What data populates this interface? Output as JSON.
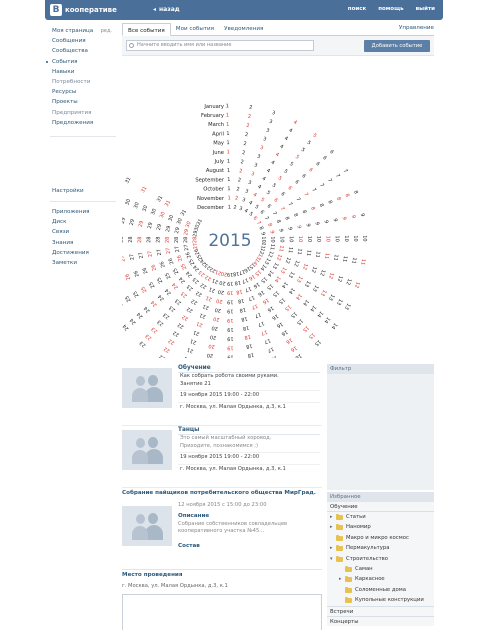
{
  "header": {
    "logo_letter": "В",
    "logo_text": "кооперативе",
    "back_label": "назад",
    "links": [
      "поиск",
      "помощь",
      "выйти"
    ]
  },
  "sidebar": {
    "edit_label": "ред.",
    "group1": [
      {
        "label": "Моя страница",
        "active": false,
        "muted": false
      },
      {
        "label": "Сообщения",
        "active": false,
        "muted": false
      },
      {
        "label": "Сообщества",
        "active": false,
        "muted": false
      },
      {
        "label": "События",
        "active": true,
        "muted": false
      },
      {
        "label": "Навыки",
        "active": false,
        "muted": false
      },
      {
        "label": "Потребности",
        "active": false,
        "muted": true
      },
      {
        "label": "Ресурсы",
        "active": false,
        "muted": false
      },
      {
        "label": "Проекты",
        "active": false,
        "muted": false
      },
      {
        "label": "Предприятия",
        "active": false,
        "muted": true
      },
      {
        "label": "Предложения",
        "active": false,
        "muted": false
      }
    ],
    "group2": [
      {
        "label": "Настройки"
      }
    ],
    "group3": [
      {
        "label": "Приложения"
      },
      {
        "label": "Диск"
      },
      {
        "label": "Связи"
      },
      {
        "label": "Знания"
      },
      {
        "label": "Достижения"
      },
      {
        "label": "Заметки"
      }
    ]
  },
  "main": {
    "tabs": [
      {
        "label": "Все события",
        "active": true
      },
      {
        "label": "Мои события",
        "active": false
      },
      {
        "label": "Уведомления",
        "active": false
      }
    ],
    "manage_label": "Управление",
    "search_placeholder": "Начните вводить имя или название",
    "add_button": "Добавить событие"
  },
  "calendar": {
    "year": "2015",
    "months": [
      "January",
      "February",
      "March",
      "April",
      "May",
      "June",
      "July",
      "August",
      "September",
      "October",
      "November",
      "December"
    ],
    "days_in_month": [
      31,
      28,
      31,
      30,
      31,
      30,
      31,
      31,
      30,
      31,
      30,
      31
    ],
    "first_weekday": [
      3,
      6,
      6,
      2,
      4,
      0,
      2,
      5,
      1,
      3,
      6,
      1
    ],
    "accent_color": "#d9322a",
    "text_color": "#222222",
    "year_color": "#4f7396"
  },
  "feed": {
    "events": [
      {
        "title": "Обучение",
        "lines": [
          "Как собрать робота своими руками.",
          "Занятие 21"
        ],
        "datetime": "19 ноября 2015   19:00 - 22:00",
        "address": "г. Москва, ул. Малая Ордынка, д.3, к.1"
      },
      {
        "title": "Танцы",
        "lines": [
          "Это самый масштабный хоровод.",
          "Приходите, познакомимся ;)"
        ],
        "datetime": "19 ноября 2015   19:00 - 22:00",
        "address": "г. Москва, ул. Малая Ордынка, д.3, к.1"
      }
    ],
    "meeting": {
      "title": "Собрание пайщиков потребительского общества  МирГрад.",
      "datetime": "12 ноября 2015 с 15:00 до 23:00",
      "desc_head": "Описание",
      "desc": "Собрание собственников совладельцев кооперативного участка №45...",
      "composition": "Состав"
    },
    "venue": {
      "heading": "Место проведения",
      "address": "г. Москва, ул. Малая Ордынка, д.3, к.1"
    }
  },
  "right": {
    "filter_label": "Фильтр",
    "favorites_label": "Избранное",
    "section_label": "Обучение",
    "categories": [
      {
        "label": "Статьи",
        "indent": 1,
        "twisty": "▸"
      },
      {
        "label": "Наномир",
        "indent": 1,
        "twisty": "▸"
      },
      {
        "label": "Макро и микро космос",
        "indent": 1,
        "twisty": ""
      },
      {
        "label": "Пермакультура",
        "indent": 1,
        "twisty": "▸"
      },
      {
        "label": "Строительство",
        "indent": 1,
        "twisty": "▾"
      },
      {
        "label": "Саман",
        "indent": 2,
        "twisty": ""
      },
      {
        "label": "Каркасное",
        "indent": 2,
        "twisty": "▸"
      },
      {
        "label": "Соломенные дома",
        "indent": 2,
        "twisty": ""
      },
      {
        "label": "Купольные конструкции",
        "indent": 2,
        "twisty": ""
      }
    ],
    "footer_items": [
      "Встречи",
      "Концерты"
    ]
  }
}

__WHAT YOU WILL DO__.
Print every record above exactly as written, leaving out the pictures.

__WRITTEN REPLY__.
What data populates this interface? Output as JSON.
{
  "header": {
    "logo_letter": "В",
    "logo_text": "кооперативе",
    "back_label": "назад",
    "links": [
      "поиск",
      "помощь",
      "выйти"
    ]
  },
  "sidebar": {
    "edit_label": "ред.",
    "group1": [
      {
        "label": "Моя страница",
        "active": false,
        "muted": false
      },
      {
        "label": "Сообщения",
        "active": false,
        "muted": false
      },
      {
        "label": "Сообщества",
        "active": false,
        "muted": false
      },
      {
        "label": "События",
        "active": true,
        "muted": false
      },
      {
        "label": "Навыки",
        "active": false,
        "muted": false
      },
      {
        "label": "Потребности",
        "active": false,
        "muted": true
      },
      {
        "label": "Ресурсы",
        "active": false,
        "muted": false
      },
      {
        "label": "Проекты",
        "active": false,
        "muted": false
      },
      {
        "label": "Предприятия",
        "active": false,
        "muted": true
      },
      {
        "label": "Предложения",
        "active": false,
        "muted": false
      }
    ],
    "group2": [
      {
        "label": "Настройки"
      }
    ],
    "group3": [
      {
        "label": "Приложения"
      },
      {
        "label": "Диск"
      },
      {
        "label": "Связи"
      },
      {
        "label": "Знания"
      },
      {
        "label": "Достижения"
      },
      {
        "label": "Заметки"
      }
    ]
  },
  "main": {
    "tabs": [
      {
        "label": "Все события",
        "active": true
      },
      {
        "label": "Мои события",
        "active": false
      },
      {
        "label": "Уведомления",
        "active": false
      }
    ],
    "manage_label": "Управление",
    "search_placeholder": "Начните вводить имя или название",
    "add_button": "Добавить событие"
  },
  "calendar": {
    "year": "2015",
    "months": [
      "January",
      "February",
      "March",
      "April",
      "May",
      "June",
      "July",
      "August",
      "September",
      "October",
      "November",
      "December"
    ],
    "days_in_month": [
      31,
      28,
      31,
      30,
      31,
      30,
      31,
      31,
      30,
      31,
      30,
      31
    ],
    "first_weekday": [
      3,
      6,
      6,
      2,
      4,
      0,
      2,
      5,
      1,
      3,
      6,
      1
    ],
    "accent_color": "#d9322a",
    "text_color": "#222222",
    "year_color": "#4f7396"
  },
  "feed": {
    "events": [
      {
        "title": "Обучение",
        "lines": [
          "Как собрать робота своими руками.",
          "Занятие 21"
        ],
        "datetime": "19 ноября 2015   19:00 - 22:00",
        "address": "г. Москва, ул. Малая Ордынка, д.3, к.1"
      },
      {
        "title": "Танцы",
        "lines": [
          "Это самый масштабный хоровод.",
          "Приходите, познакомимся ;)"
        ],
        "datetime": "19 ноября 2015   19:00 - 22:00",
        "address": "г. Москва, ул. Малая Ордынка, д.3, к.1"
      }
    ],
    "meeting": {
      "title": "Собрание пайщиков потребительского общества  МирГрад.",
      "datetime": "12 ноября 2015 с 15:00 до 23:00",
      "desc_head": "Описание",
      "desc": "Собрание собственников совладельцев кооперативного участка №45...",
      "composition": "Состав"
    },
    "venue": {
      "heading": "Место проведения",
      "address": "г. Москва, ул. Малая Ордынка, д.3, к.1"
    }
  },
  "right": {
    "filter_label": "Фильтр",
    "favorites_label": "Избранное",
    "section_label": "Обучение",
    "categories": [
      {
        "label": "Статьи",
        "indent": 1,
        "twisty": "▸"
      },
      {
        "label": "Наномир",
        "indent": 1,
        "twisty": "▸"
      },
      {
        "label": "Макро и микро космос",
        "indent": 1,
        "twisty": ""
      },
      {
        "label": "Пермакультура",
        "indent": 1,
        "twisty": "▸"
      },
      {
        "label": "Строительство",
        "indent": 1,
        "twisty": "▾"
      },
      {
        "label": "Саман",
        "indent": 2,
        "twisty": ""
      },
      {
        "label": "Каркасное",
        "indent": 2,
        "twisty": "▸"
      },
      {
        "label": "Соломенные дома",
        "indent": 2,
        "twisty": ""
      },
      {
        "label": "Купольные конструкции",
        "indent": 2,
        "twisty": ""
      }
    ],
    "footer_items": [
      "Встречи",
      "Концерты"
    ]
  }
}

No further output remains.